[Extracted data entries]
+ + + + +

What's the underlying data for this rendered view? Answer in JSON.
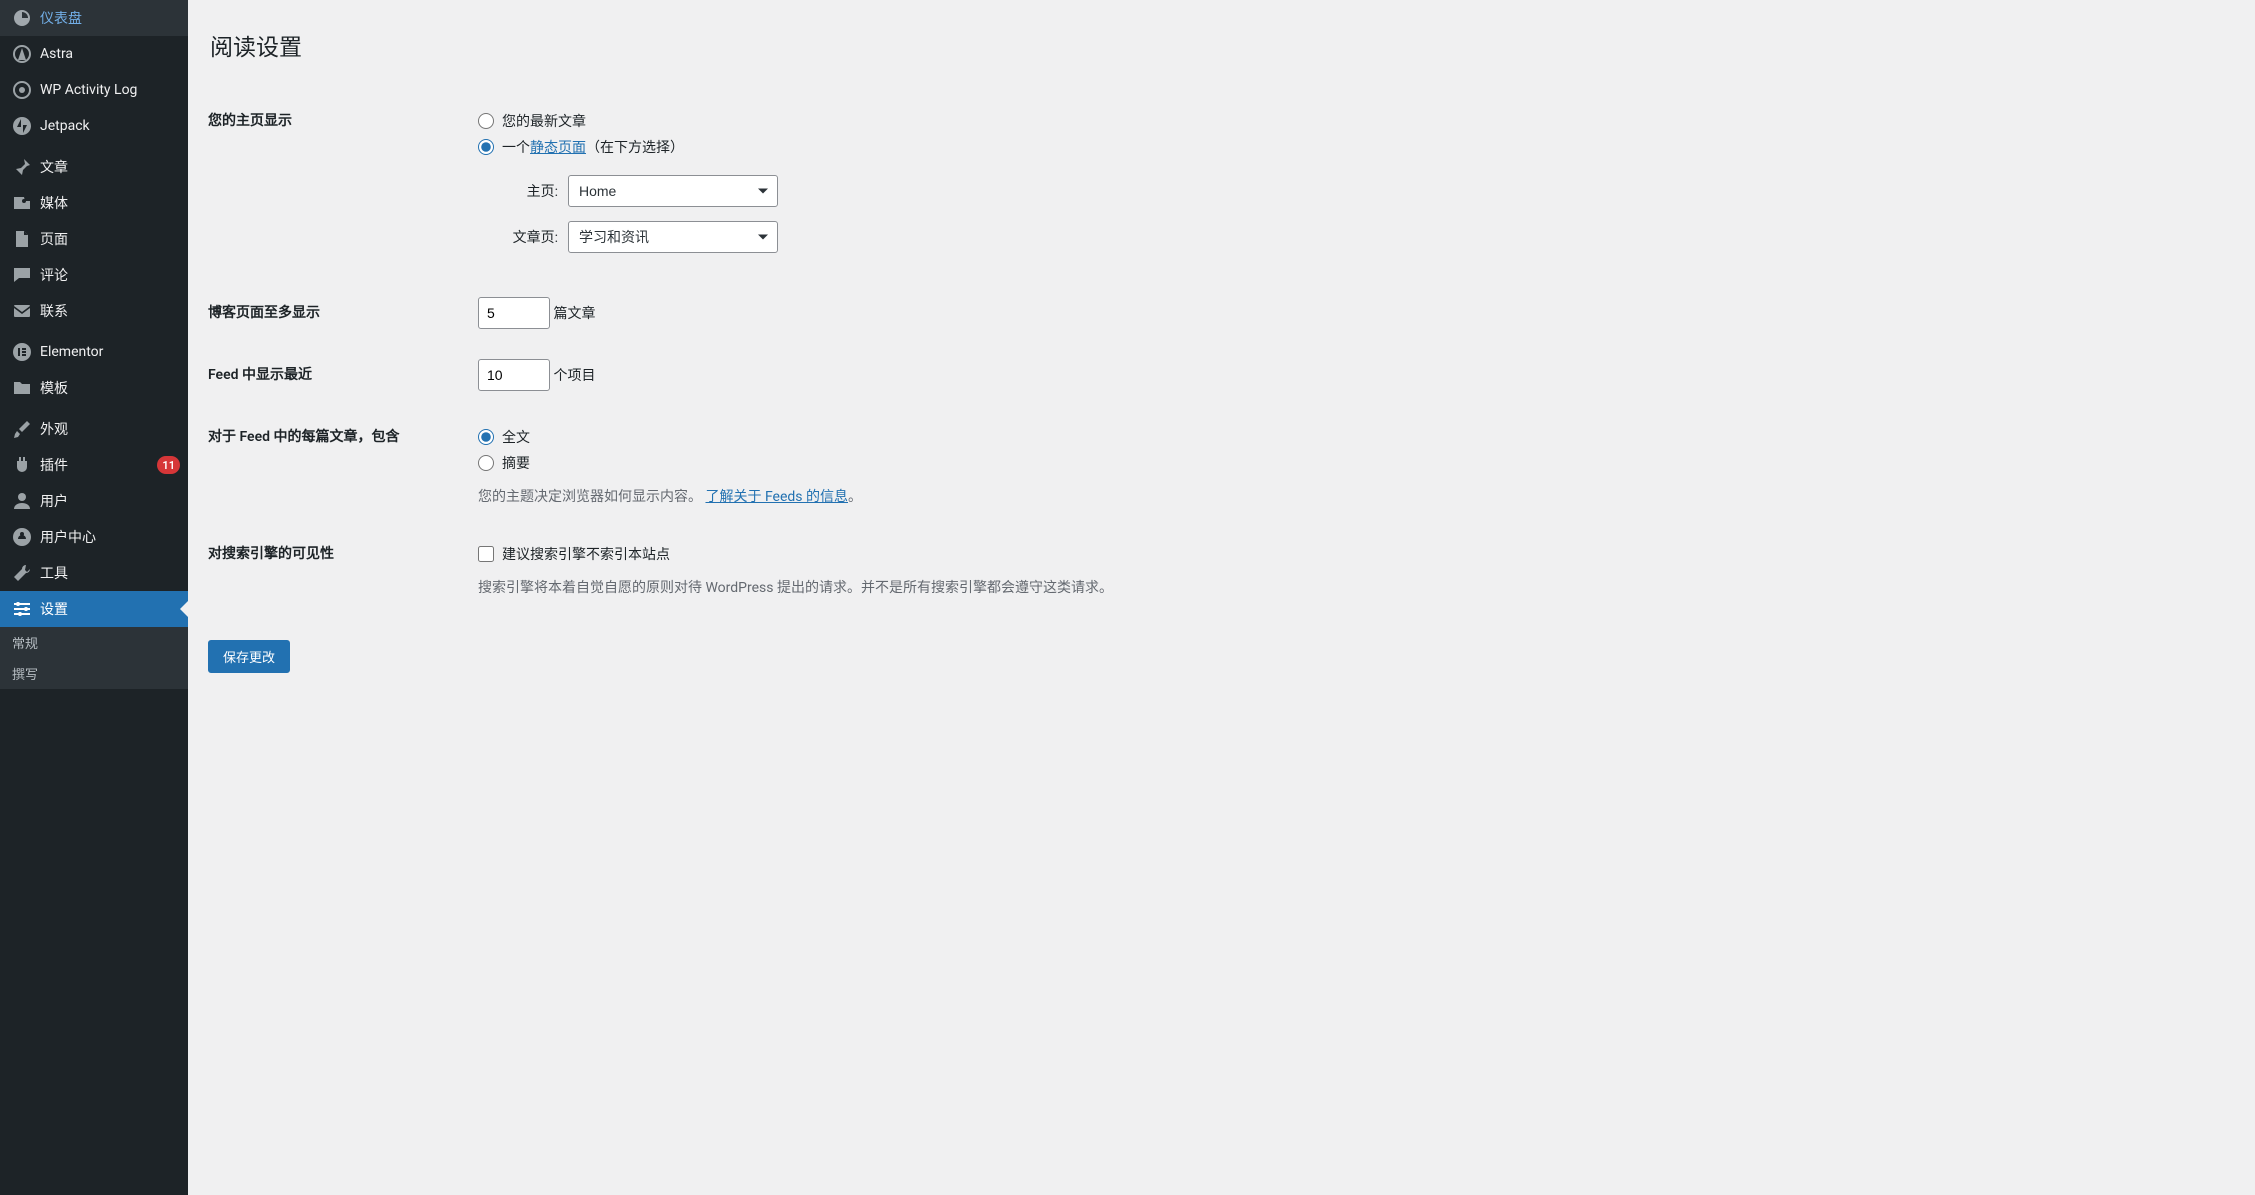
{
  "sidebar": {
    "items": [
      {
        "icon": "dashboard",
        "label": "仪表盘"
      },
      {
        "icon": "astra",
        "label": "Astra"
      },
      {
        "icon": "activity",
        "label": "WP Activity Log"
      },
      {
        "icon": "jetpack",
        "label": "Jetpack"
      }
    ],
    "items2": [
      {
        "icon": "pin",
        "label": "文章"
      },
      {
        "icon": "media",
        "label": "媒体"
      },
      {
        "icon": "page",
        "label": "页面"
      },
      {
        "icon": "comment",
        "label": "评论"
      },
      {
        "icon": "contact",
        "label": "联系"
      }
    ],
    "items3": [
      {
        "icon": "elementor",
        "label": "Elementor"
      },
      {
        "icon": "templates",
        "label": "模板"
      }
    ],
    "items4": [
      {
        "icon": "appearance",
        "label": "外观"
      },
      {
        "icon": "plugins",
        "label": "插件",
        "badge": "11"
      },
      {
        "icon": "users",
        "label": "用户"
      },
      {
        "icon": "usercenter",
        "label": "用户中心"
      },
      {
        "icon": "tools",
        "label": "工具"
      },
      {
        "icon": "settings",
        "label": "设置",
        "active": true
      }
    ],
    "sub": [
      "常规",
      "撰写"
    ]
  },
  "main": {
    "title": "阅读设置",
    "rows": {
      "homepage": {
        "label": "您的主页显示",
        "opt1": "您的最新文章",
        "opt2_prefix": "一个",
        "opt2_link": "静态页面",
        "opt2_suffix": "（在下方选择）",
        "home_label": "主页:",
        "home_value": "Home",
        "posts_label": "文章页:",
        "posts_value": "学习和资讯"
      },
      "blog_count": {
        "label": "博客页面至多显示",
        "value": "5",
        "suffix": "篇文章"
      },
      "feed_count": {
        "label": "Feed 中显示最近",
        "value": "10",
        "suffix": "个项目"
      },
      "feed_content": {
        "label": "对于 Feed 中的每篇文章，包含",
        "opt1": "全文",
        "opt2": "摘要",
        "desc_prefix": "您的主题决定浏览器如何显示内容。",
        "desc_link": "了解关于 Feeds 的信息",
        "desc_suffix": "。"
      },
      "search": {
        "label": "对搜索引擎的可见性",
        "check": "建议搜索引擎不索引本站点",
        "desc": "搜索引擎将本着自觉自愿的原则对待 WordPress 提出的请求。并不是所有搜索引擎都会遵守这类请求。"
      }
    },
    "submit": "保存更改"
  }
}
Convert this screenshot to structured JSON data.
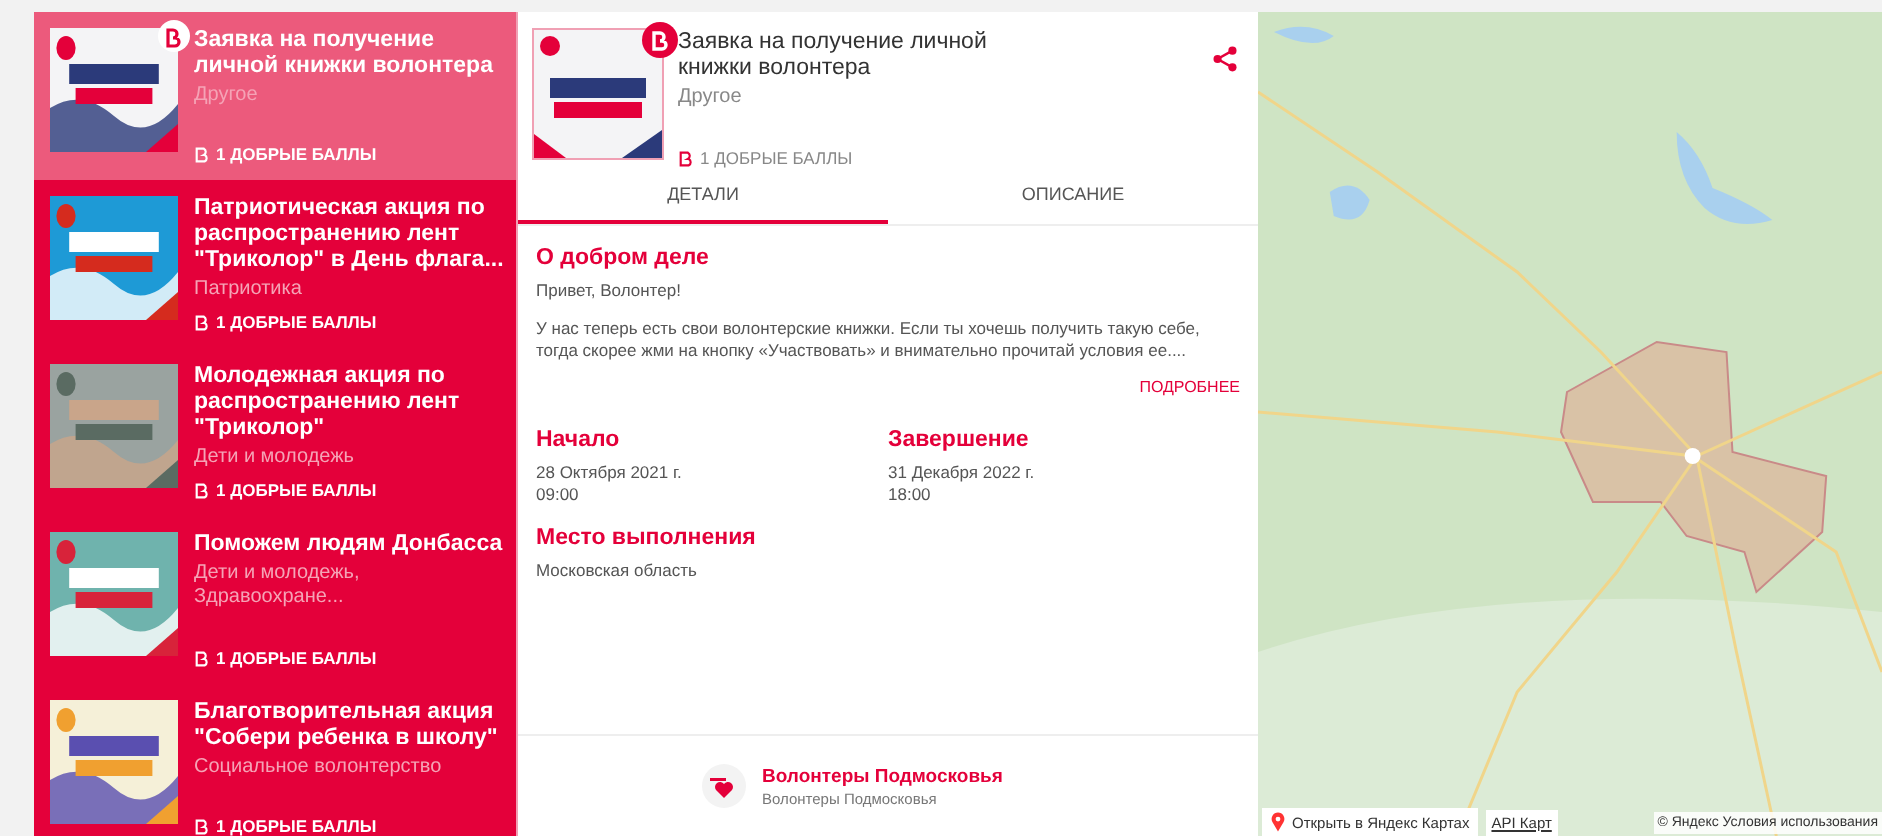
{
  "events": [
    {
      "title": "Заявка на получение личной книжки волонтера",
      "category": "Другое",
      "points": "1 ДОБРЫЕ БАЛЛЫ",
      "selected": true,
      "badge": true
    },
    {
      "title": "Патриотическая акция по распространению лент \"Триколор\" в День флага...",
      "category": "Патриотика",
      "points": "1 ДОБРЫЕ БАЛЛЫ",
      "selected": false,
      "badge": false
    },
    {
      "title": "Молодежная акция по распространению лент \"Триколор\"",
      "category": "Дети и молодежь",
      "points": "1 ДОБРЫЕ БАЛЛЫ",
      "selected": false,
      "badge": false
    },
    {
      "title": "Поможем людям Донбасса",
      "category": "Дети и молодежь, Здравоохране...",
      "points": "1 ДОБРЫЕ БАЛЛЫ",
      "selected": false,
      "badge": false
    },
    {
      "title": "Благотворительная акция \"Собери ребенка в школу\"",
      "category": "Социальное волонтерство",
      "points": "1 ДОБРЫЕ БАЛЛЫ",
      "selected": false,
      "badge": false
    }
  ],
  "detail": {
    "title": "Заявка на получение личной книжки волонтера",
    "category": "Другое",
    "points": "1 ДОБРЫЕ БАЛЛЫ",
    "tabs": [
      {
        "label": "ДЕТАЛИ",
        "selected": true
      },
      {
        "label": "ОПИСАНИЕ",
        "selected": false
      }
    ],
    "about_heading": "О добром деле",
    "greeting": "Привет, Волонтер!",
    "about_text": "У нас теперь есть свои волонтерские книжки. Если ты хочешь получить такую себе, тогда скорее жми на кнопку «Участвовать» и внимательно прочитай условия ее....",
    "more_link": "ПОДРОБНЕЕ",
    "start": {
      "heading": "Начало",
      "date": "28 Октября 2021 г.",
      "time": "09:00"
    },
    "end": {
      "heading": "Завершение",
      "date": "31 Декабря 2022 г.",
      "time": "18:00"
    },
    "place": {
      "heading": "Место выполнения",
      "value": "Московская область"
    },
    "organizer": {
      "name": "Волонтеры Подмосковья",
      "subtitle": "Волонтеры Подмосковья"
    }
  },
  "map": {
    "open_link": "Открыть в Яндекс Картах",
    "api_link": "API Карт",
    "copyright": "© Яндекс Условия использования"
  }
}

+ + + + +

What this task involves: Every record must be copied exactly, with the pictures left out.

The answer:
What's the underlying data for this rendered view? Answer in JSON.
{
  "sidebar": {
    "items": [
      {
        "icon": "dashboard",
        "label": "仪表盘"
      },
      {
        "icon": "astra",
        "label": "Astra"
      },
      {
        "icon": "activity",
        "label": "WP Activity Log"
      },
      {
        "icon": "jetpack",
        "label": "Jetpack"
      }
    ],
    "items2": [
      {
        "icon": "pin",
        "label": "文章"
      },
      {
        "icon": "media",
        "label": "媒体"
      },
      {
        "icon": "page",
        "label": "页面"
      },
      {
        "icon": "comment",
        "label": "评论"
      },
      {
        "icon": "contact",
        "label": "联系"
      }
    ],
    "items3": [
      {
        "icon": "elementor",
        "label": "Elementor"
      },
      {
        "icon": "templates",
        "label": "模板"
      }
    ],
    "items4": [
      {
        "icon": "appearance",
        "label": "外观"
      },
      {
        "icon": "plugins",
        "label": "插件",
        "badge": "11"
      },
      {
        "icon": "users",
        "label": "用户"
      },
      {
        "icon": "usercenter",
        "label": "用户中心"
      },
      {
        "icon": "tools",
        "label": "工具"
      },
      {
        "icon": "settings",
        "label": "设置",
        "active": true
      }
    ],
    "sub": [
      "常规",
      "撰写"
    ]
  },
  "main": {
    "title": "阅读设置",
    "rows": {
      "homepage": {
        "label": "您的主页显示",
        "opt1": "您的最新文章",
        "opt2_prefix": "一个",
        "opt2_link": "静态页面",
        "opt2_suffix": "（在下方选择）",
        "home_label": "主页:",
        "home_value": "Home",
        "posts_label": "文章页:",
        "posts_value": "学习和资讯"
      },
      "blog_count": {
        "label": "博客页面至多显示",
        "value": "5",
        "suffix": "篇文章"
      },
      "feed_count": {
        "label": "Feed 中显示最近",
        "value": "10",
        "suffix": "个项目"
      },
      "feed_content": {
        "label": "对于 Feed 中的每篇文章，包含",
        "opt1": "全文",
        "opt2": "摘要",
        "desc_prefix": "您的主题决定浏览器如何显示内容。",
        "desc_link": "了解关于 Feeds 的信息",
        "desc_suffix": "。"
      },
      "search": {
        "label": "对搜索引擎的可见性",
        "check": "建议搜索引擎不索引本站点",
        "desc": "搜索引擎将本着自觉自愿的原则对待 WordPress 提出的请求。并不是所有搜索引擎都会遵守这类请求。"
      }
    },
    "submit": "保存更改"
  }
}
Convert this screenshot to structured JSON data.
{
  "events": [
    {
      "title": "Заявка на получение личной книжки волонтера",
      "category": "Другое",
      "points": "1 ДОБРЫЕ БАЛЛЫ",
      "selected": true,
      "badge": true
    },
    {
      "title": "Патриотическая акция по распространению лент \"Триколор\" в День флага...",
      "category": "Патриотика",
      "points": "1 ДОБРЫЕ БАЛЛЫ",
      "selected": false,
      "badge": false
    },
    {
      "title": "Молодежная акция по распространению лент \"Триколор\"",
      "category": "Дети и молодежь",
      "points": "1 ДОБРЫЕ БАЛЛЫ",
      "selected": false,
      "badge": false
    },
    {
      "title": "Поможем людям Донбасса",
      "category": "Дети и молодежь, Здравоохране...",
      "points": "1 ДОБРЫЕ БАЛЛЫ",
      "selected": false,
      "badge": false
    },
    {
      "title": "Благотворительная акция \"Собери ребенка в школу\"",
      "category": "Социальное волонтерство",
      "points": "1 ДОБРЫЕ БАЛЛЫ",
      "selected": false,
      "badge": false
    }
  ],
  "detail": {
    "title": "Заявка на получение личной книжки волонтера",
    "category": "Другое",
    "points": "1 ДОБРЫЕ БАЛЛЫ",
    "tabs": [
      {
        "label": "ДЕТАЛИ",
        "selected": true
      },
      {
        "label": "ОПИСАНИЕ",
        "selected": false
      }
    ],
    "about_heading": "О добром деле",
    "greeting": "Привет, Волонтер!",
    "about_text": "У нас теперь есть свои волонтерские книжки. Если ты хочешь получить такую себе, тогда скорее жми на кнопку «Участвовать» и внимательно прочитай условия ее....",
    "more_link": "ПОДРОБНЕЕ",
    "start": {
      "heading": "Начало",
      "date": "28 Октября 2021 г.",
      "time": "09:00"
    },
    "end": {
      "heading": "Завершение",
      "date": "31 Декабря 2022 г.",
      "time": "18:00"
    },
    "place": {
      "heading": "Место выполнения",
      "value": "Московская область"
    },
    "organizer": {
      "name": "Волонтеры Подмосковья",
      "subtitle": "Волонтеры Подмосковья"
    }
  },
  "map": {
    "open_link": "Открыть в Яндекс Картах",
    "api_link": "API Карт",
    "copyright": "© Яндекс Условия использования"
  }
}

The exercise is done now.